[Start Exercise input]
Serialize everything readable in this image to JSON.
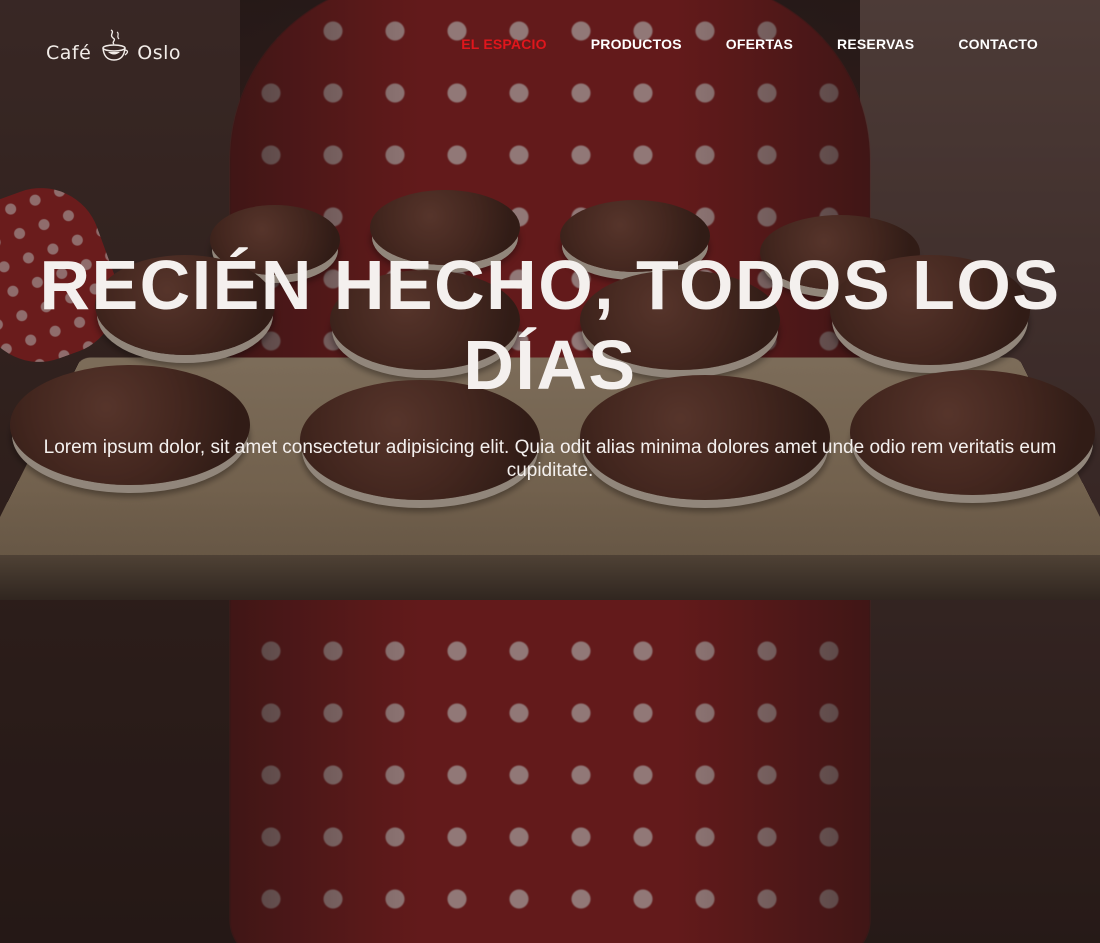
{
  "brand": {
    "name_left": "Café",
    "name_right": "Oslo"
  },
  "nav": {
    "items": [
      {
        "label": "EL ESPACIO",
        "active": true
      },
      {
        "label": "PRODUCTOS",
        "active": false
      },
      {
        "label": "OFERTAS",
        "active": false
      },
      {
        "label": "RESERVAS",
        "active": false
      },
      {
        "label": "CONTACTO",
        "active": false
      }
    ],
    "active_color": "#e0161c"
  },
  "hero": {
    "title": "RECIÉN HECHO, TODOS LOS DÍAS",
    "subtitle": "Lorem ipsum dolor, sit amet consectetur adipisicing elit. Quia odit alias minima dolores amet unde odio rem veritatis eum cupiditate."
  }
}
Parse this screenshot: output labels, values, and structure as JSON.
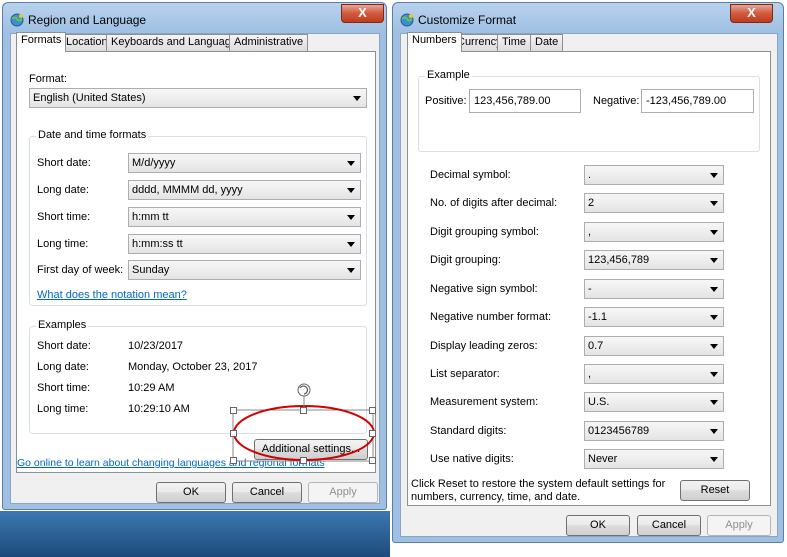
{
  "left_window": {
    "title": "Region and Language",
    "close_glyph": "X",
    "tabs": [
      "Formats",
      "Location",
      "Keyboards and Languages",
      "Administrative"
    ],
    "format_label": "Format:",
    "format_value": "English (United States)",
    "datetime_group_title": "Date and time formats",
    "datetime_rows": [
      {
        "label": "Short date:",
        "value": "M/d/yyyy"
      },
      {
        "label": "Long date:",
        "value": "dddd, MMMM dd, yyyy"
      },
      {
        "label": "Short time:",
        "value": "h:mm tt"
      },
      {
        "label": "Long time:",
        "value": "h:mm:ss tt"
      },
      {
        "label": "First day of week:",
        "value": "Sunday"
      }
    ],
    "notation_link": "What does the notation mean?",
    "examples_group_title": "Examples",
    "examples": [
      {
        "label": "Short date:",
        "value": "10/23/2017"
      },
      {
        "label": "Long date:",
        "value": "Monday, October 23, 2017"
      },
      {
        "label": "Short time:",
        "value": "10:29 AM"
      },
      {
        "label": "Long time:",
        "value": "10:29:10 AM"
      }
    ],
    "additional_settings": "Additional settings...",
    "online_link": "Go online to learn about changing languages and regional formats",
    "ok": "OK",
    "cancel": "Cancel",
    "apply": "Apply"
  },
  "right_window": {
    "title": "Customize Format",
    "close_glyph": "X",
    "tabs": [
      "Numbers",
      "Currency",
      "Time",
      "Date"
    ],
    "example_group_title": "Example",
    "positive_label": "Positive:",
    "positive_value": "123,456,789.00",
    "negative_label": "Negative:",
    "negative_value": "-123,456,789.00",
    "rows": [
      {
        "label": "Decimal symbol:",
        "value": "."
      },
      {
        "label": "No. of digits after decimal:",
        "value": "2"
      },
      {
        "label": "Digit grouping symbol:",
        "value": ","
      },
      {
        "label": "Digit grouping:",
        "value": "123,456,789"
      },
      {
        "label": "Negative sign symbol:",
        "value": "-"
      },
      {
        "label": "Negative number format:",
        "value": "-1.1"
      },
      {
        "label": "Display leading zeros:",
        "value": "0.7"
      },
      {
        "label": "List separator:",
        "value": ","
      },
      {
        "label": "Measurement system:",
        "value": "U.S."
      },
      {
        "label": "Standard digits:",
        "value": "0123456789"
      },
      {
        "label": "Use native digits:",
        "value": "Never"
      }
    ],
    "reset_text_line1": "Click Reset to restore the system default settings for",
    "reset_text_line2": "numbers, currency, time, and date.",
    "reset": "Reset",
    "ok": "OK",
    "cancel": "Cancel",
    "apply": "Apply"
  },
  "colors": {
    "annotation_red": "#d40000",
    "link_blue": "#0066cc"
  }
}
[End Exercise input]
:: What this task involves ::
Note every line above where the string "system" shows up, and copy those lines.

:: Correct response ::
        "label": "Measurement system:",
    "reset_text_line1": "Click Reset to restore the system default settings for",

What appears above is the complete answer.